◆ Instructions for the task ◆
Exactly repeat the material, dropping only the pictures.

◆ Extracted information ◆

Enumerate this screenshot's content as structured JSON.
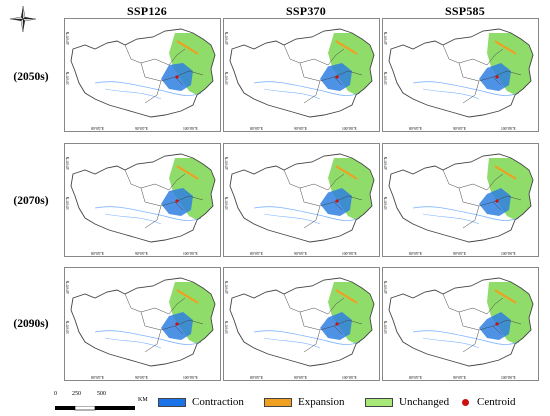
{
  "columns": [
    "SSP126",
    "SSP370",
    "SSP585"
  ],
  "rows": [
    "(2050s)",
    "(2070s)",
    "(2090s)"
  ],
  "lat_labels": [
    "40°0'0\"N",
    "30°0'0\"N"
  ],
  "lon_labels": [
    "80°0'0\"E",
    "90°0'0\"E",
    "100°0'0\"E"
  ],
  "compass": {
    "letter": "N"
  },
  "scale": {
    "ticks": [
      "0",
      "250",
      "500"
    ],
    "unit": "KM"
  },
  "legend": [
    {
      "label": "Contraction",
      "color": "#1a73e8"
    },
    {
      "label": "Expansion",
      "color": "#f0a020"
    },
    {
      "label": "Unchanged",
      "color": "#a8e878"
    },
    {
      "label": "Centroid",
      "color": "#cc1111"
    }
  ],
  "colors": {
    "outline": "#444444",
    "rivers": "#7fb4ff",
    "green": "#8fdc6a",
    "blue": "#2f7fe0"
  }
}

◆ Output of the exercise ◆
Enumerate this screenshot's content as structured JSON.
{
  "columns": [
    "SSP126",
    "SSP370",
    "SSP585"
  ],
  "rows": [
    "(2050s)",
    "(2070s)",
    "(2090s)"
  ],
  "lat_labels": [
    "40°0'0\"N",
    "30°0'0\"N"
  ],
  "lon_labels": [
    "80°0'0\"E",
    "90°0'0\"E",
    "100°0'0\"E"
  ],
  "compass": {
    "letter": "N"
  },
  "scale": {
    "ticks": [
      "0",
      "250",
      "500"
    ],
    "unit": "KM"
  },
  "legend": [
    {
      "label": "Contraction",
      "color": "#1a73e8"
    },
    {
      "label": "Expansion",
      "color": "#f0a020"
    },
    {
      "label": "Unchanged",
      "color": "#a8e878"
    },
    {
      "label": "Centroid",
      "color": "#cc1111"
    }
  ],
  "colors": {
    "outline": "#444444",
    "rivers": "#7fb4ff",
    "green": "#8fdc6a",
    "blue": "#2f7fe0"
  }
}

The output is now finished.